Directions for this task:
Continue the passage on the U.S. immigration reform debate, starting right after its final sentence.

-- begin Selected passage --

America is and always will be a nation of immigrants. But the present debate over how many immigrants should be allowed in, who gets to come, and what should be done with those already here will dictate America’s demographic future.
U.S. politicians have been haggling over immigration reform for years. In 2007, legislation fizzled in the teeth of public disapproval, mostly from conservatives, of a plan to grant amnesty to the country’s estimated 11 million illegal immigrants.
The 2007-08 financial crisis and resulting concerns over high unemployment pushed immigration reform to the backburner during President Obama’s first term. But in the wake of the 2012 election, in which more than 70 percent of Latinos voted to re-elect President Obama, a number of prominent conservatives agreed to work with Democrats on immigration reform in an attempt to shift the demographic tide of young minority voters turning away from the Republican Party.
With Congress set to debate the bipartisan Senate’s Gang of Eight proposal deep into the summer, the possibility of a sweeping overhaul of America’s immigration system has never been closer. Public opinion has also never been riper for change. But with millions of Americans still unemployed or underemployed and wages stagnant for all but the richest, the debate will be contentious and compromise is far from a foregone conclusion.

-- end Selected passage --
-- begin Recorded information --

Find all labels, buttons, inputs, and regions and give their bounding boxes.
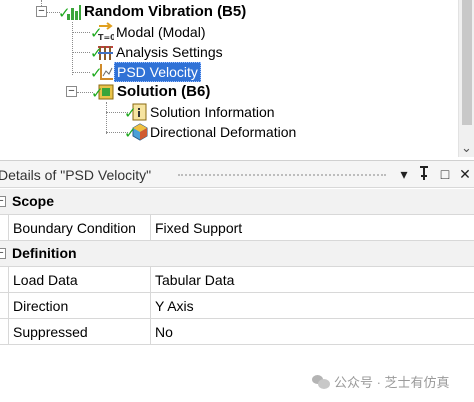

-- end Recorded information --

Task response:
The Gang of Eight’s bill, the Border Security, Economic Opportunity, and Immigration Modernization Act (S. 744), is an 867-page behemoth that seeks to strengthen border security and completely overhaul the U.S. immigration system. It provides a 13-year pathway to citizenship for illegal immigrants with no felony convictions who have been in the country since Dec. 31, 2011. The legalization portion is contingent on a multibillion-dollar border security strategy that would double the number of U.S. Border Patrol agents to 40,000, require the completion of a 700-mile fence along the southern border, and expand the use of drones and other security measures.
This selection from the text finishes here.